Source material START
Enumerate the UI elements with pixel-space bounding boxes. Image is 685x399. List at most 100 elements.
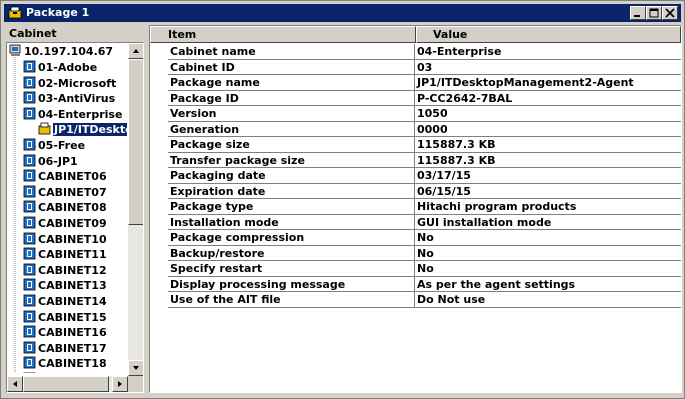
property-name: Installation mode <box>170 215 279 229</box>
tree-horizontal-scrollbar[interactable] <box>7 376 128 392</box>
hscroll-thumb[interactable] <box>23 376 109 392</box>
tree-item-label: 05-Free <box>38 139 86 152</box>
tree-vertical-scrollbar[interactable] <box>128 43 143 376</box>
property-name: Package compression <box>170 231 305 244</box>
property-value: 03 <box>417 60 433 74</box>
scroll-right-button[interactable] <box>112 376 128 392</box>
property-value: As per the agent settings <box>417 277 576 291</box>
tree-item-label: CABINET09 <box>38 217 107 230</box>
tree-item-cabinet[interactable]: 02-Microsoft <box>23 76 116 92</box>
property-value: Hitachi program products <box>417 200 577 213</box>
tree-item-label: CABINET06 <box>38 170 107 184</box>
cabinet-icon <box>23 169 36 182</box>
cabinet-icon <box>23 138 36 151</box>
property-value: No <box>417 262 434 275</box>
package-icon <box>38 122 51 135</box>
cabinet-icon <box>23 356 36 369</box>
cabinet-tree[interactable]: 10.197.104.67 01-Adobe 02-Microsoft 03-Ant… <box>6 42 144 393</box>
tree-item-label: CABINET08 <box>38 201 107 215</box>
package-details-list[interactable]: Item Value Cabinet name 04-Enterprise Cabi… <box>149 25 682 393</box>
tree-item-cabinet[interactable]: CABINET12 <box>23 263 107 279</box>
column-header-value[interactable]: Value <box>416 26 681 43</box>
tree-item-cabinet[interactable]: CABINET09 <box>23 216 107 232</box>
list-item[interactable]: Generation 0000 <box>150 122 681 138</box>
tree-item-cabinet[interactable]: 04-Enterprise <box>23 107 122 123</box>
tree-item-cabinet[interactable]: CABINET14 <box>23 294 107 310</box>
property-name: Cabinet name <box>170 45 256 58</box>
cabinet-icon <box>23 107 36 120</box>
tree-item-label: CABINET11 <box>38 248 107 262</box>
property-name: Package size <box>170 138 250 151</box>
list-item[interactable]: Expiration date 06/15/15 <box>150 184 681 200</box>
tree-item-cabinet[interactable]: CABINET18 <box>23 356 107 372</box>
tree-item-cabinet[interactable]: CABINET17 <box>23 341 107 357</box>
property-name: Version <box>170 107 217 120</box>
cabinet-icon <box>23 278 36 291</box>
list-item[interactable]: Backup/restore No <box>150 246 681 262</box>
computer-icon <box>9 44 21 56</box>
tree-item-cabinet[interactable]: 06-JP1 <box>23 154 78 170</box>
tree-item-cabinet[interactable]: CABINET10 <box>23 232 107 248</box>
list-item[interactable]: Installation mode GUI installation mode <box>150 215 681 231</box>
list-item[interactable]: Cabinet ID 03 <box>150 60 681 76</box>
tree-item-label: CABINET15 <box>38 310 107 324</box>
list-item[interactable]: Package ID P-CC2642-7BAL <box>150 91 681 107</box>
maximize-button[interactable] <box>646 6 662 20</box>
list-item[interactable]: Use of the AIT file Do Not use <box>150 292 681 308</box>
tree-item-cabinet[interactable]: CABINET15 <box>23 310 107 326</box>
list-item[interactable]: Cabinet name 04-Enterprise <box>150 44 681 60</box>
list-item[interactable]: Transfer package size 115887.3 KB <box>150 153 681 169</box>
minimize-icon <box>634 15 640 17</box>
title-bar[interactable]: Package 1 <box>4 4 681 22</box>
property-value: 1050 <box>417 107 448 120</box>
tree-item-cabinet[interactable]: CABINET19 <box>23 372 107 373</box>
property-value: 0000 <box>417 122 448 136</box>
minimize-button[interactable] <box>630 6 646 20</box>
list-item[interactable]: Package name JP1/ITDesktopManagement2-Age… <box>150 75 681 91</box>
scroll-thumb[interactable] <box>128 59 143 225</box>
cabinet-icon <box>23 310 36 322</box>
property-value: 115887.3 KB <box>417 138 496 151</box>
property-name: Expiration date <box>170 184 266 198</box>
tree-item-label: JP1/ITDesktopManagement2-Agent <box>53 123 127 137</box>
tree-item-label: CABINET18 <box>38 357 107 371</box>
scroll-up-button[interactable] <box>128 43 143 59</box>
list-item[interactable]: Packaging date 03/17/15 <box>150 168 681 184</box>
list-item[interactable]: Package compression No <box>150 230 681 246</box>
tree-item-cabinet[interactable]: CABINET11 <box>23 247 107 263</box>
tree-item-cabinet[interactable]: CABINET16 <box>23 325 107 341</box>
tree-content: 10.197.104.67 01-Adobe 02-Microsoft 03-Ant… <box>7 43 127 373</box>
arrow-right-icon <box>118 381 122 387</box>
close-button[interactable] <box>662 6 678 20</box>
row-divider <box>168 306 681 308</box>
tree-item-cabinet[interactable]: 05-Free <box>23 138 85 154</box>
tree-item-package[interactable]: JP1/ITDesktopManagement2-Agent <box>38 122 127 138</box>
cabinet-icon <box>23 91 36 104</box>
scroll-down-button[interactable] <box>128 360 143 376</box>
list-item[interactable]: Version 1050 <box>150 106 681 122</box>
list-item[interactable]: Specify restart No <box>150 261 681 277</box>
list-item[interactable]: Display processing message As per the age… <box>150 277 681 293</box>
scroll-left-button[interactable] <box>7 376 23 392</box>
list-item[interactable]: Package size 115887.3 KB <box>150 137 681 153</box>
column-header-item[interactable]: Item <box>150 26 416 43</box>
tree-item-cabinet[interactable]: CABINET13 <box>23 278 107 294</box>
list-item[interactable]: Package type Hitachi program products <box>150 199 681 215</box>
property-name: Specify restart <box>170 262 263 275</box>
tree-root[interactable]: 10.197.104.67 <box>9 44 113 60</box>
property-name: Package type <box>170 200 254 213</box>
package-app-icon <box>8 6 22 19</box>
property-name: Generation <box>170 122 240 136</box>
tree-item-label: CABINET14 <box>38 295 107 308</box>
tree-item-cabinet[interactable]: CABINET07 <box>23 185 107 201</box>
cabinet-icon <box>23 341 36 354</box>
property-value: No <box>417 231 434 244</box>
tree-item-label: 02-Microsoft <box>38 76 117 90</box>
cabinet-tree-pane: Cabinet 10.197.104.67 01-Adobe 02-Microso… <box>6 25 144 393</box>
package-window: Package 1 Cabinet 10.197.104.67 01-Adobe… <box>0 0 685 399</box>
tree-item-cabinet[interactable]: 03-AntiVirus <box>23 91 115 107</box>
cabinet-icon <box>23 76 36 88</box>
tree-item-cabinet[interactable]: CABINET06 <box>23 169 107 185</box>
tree-item-cabinet[interactable]: CABINET08 <box>23 200 107 216</box>
tree-item-cabinet[interactable]: 01-Adobe <box>23 60 97 76</box>
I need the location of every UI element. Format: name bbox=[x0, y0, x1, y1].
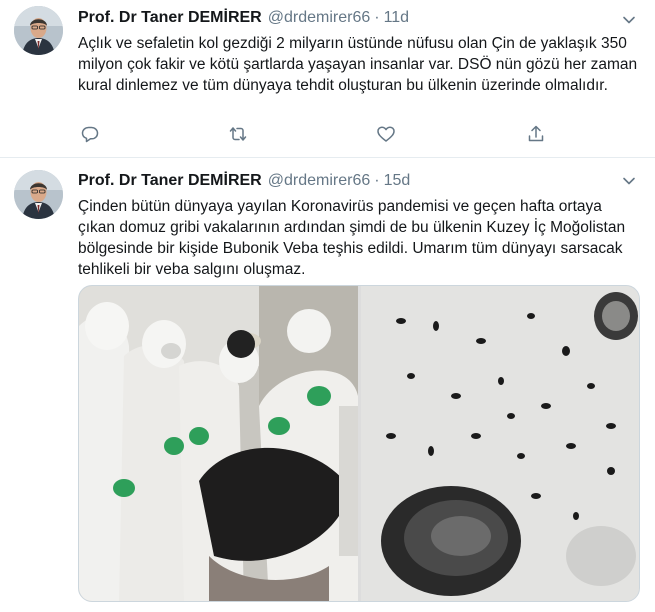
avatar[interactable] bbox=[14, 170, 63, 219]
tweet-media bbox=[78, 285, 640, 602]
tweet-text: Çinden bütün dünyaya yayılan Koronavirüs… bbox=[78, 198, 626, 278]
share-icon[interactable] bbox=[526, 124, 546, 144]
tweet[interactable]: Prof. Dr Taner DEMİRER @drdemirer66 · 15… bbox=[0, 158, 655, 612]
photo-microscope-bacteria[interactable] bbox=[361, 286, 640, 602]
chevron-down-icon[interactable] bbox=[621, 173, 637, 189]
tweet-header: Prof. Dr Taner DEMİRER @drdemirer66 · 11… bbox=[78, 9, 641, 27]
avatar[interactable] bbox=[14, 6, 63, 55]
author-name[interactable]: Prof. Dr Taner DEMİRER bbox=[78, 172, 262, 190]
tweet-text: Açlık ve sefaletin kol gezdiği 2 milyarı… bbox=[78, 35, 638, 94]
author-handle[interactable]: @drdemirer66 bbox=[268, 172, 371, 190]
reply-icon[interactable] bbox=[80, 124, 100, 144]
author-name[interactable]: Prof. Dr Taner DEMİRER bbox=[78, 9, 262, 27]
chevron-down-icon[interactable] bbox=[621, 12, 637, 28]
author-handle[interactable]: @drdemirer66 bbox=[268, 9, 371, 27]
tweet[interactable]: Prof. Dr Taner DEMİRER @drdemirer66 · 11… bbox=[0, 0, 655, 158]
separator: · bbox=[374, 9, 380, 26]
tweet-actions bbox=[78, 124, 548, 146]
photo-protective-suits[interactable] bbox=[79, 286, 358, 602]
like-icon[interactable] bbox=[376, 124, 396, 144]
retweet-icon[interactable] bbox=[228, 124, 248, 144]
separator: · bbox=[374, 172, 380, 189]
timestamp[interactable]: 15d bbox=[384, 172, 411, 190]
tweet-header: Prof. Dr Taner DEMİRER @drdemirer66 · 15… bbox=[78, 172, 641, 190]
timestamp[interactable]: 11d bbox=[384, 9, 410, 27]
Source material END
- Task objective:
Whenever the word "header" appears in a line above, copy that line.

- Response to this exercise:
column-header-value[interactable]: Value <box>416 26 681 43</box>
column-header-item[interactable]: Item <box>150 26 416 43</box>
tweet-header: Prof. Dr Taner DEMİRER @drdemirer66 · 11… bbox=[78, 9, 641, 27]
tweet-header: Prof. Dr Taner DEMİRER @drdemirer66 · 15… bbox=[78, 172, 641, 190]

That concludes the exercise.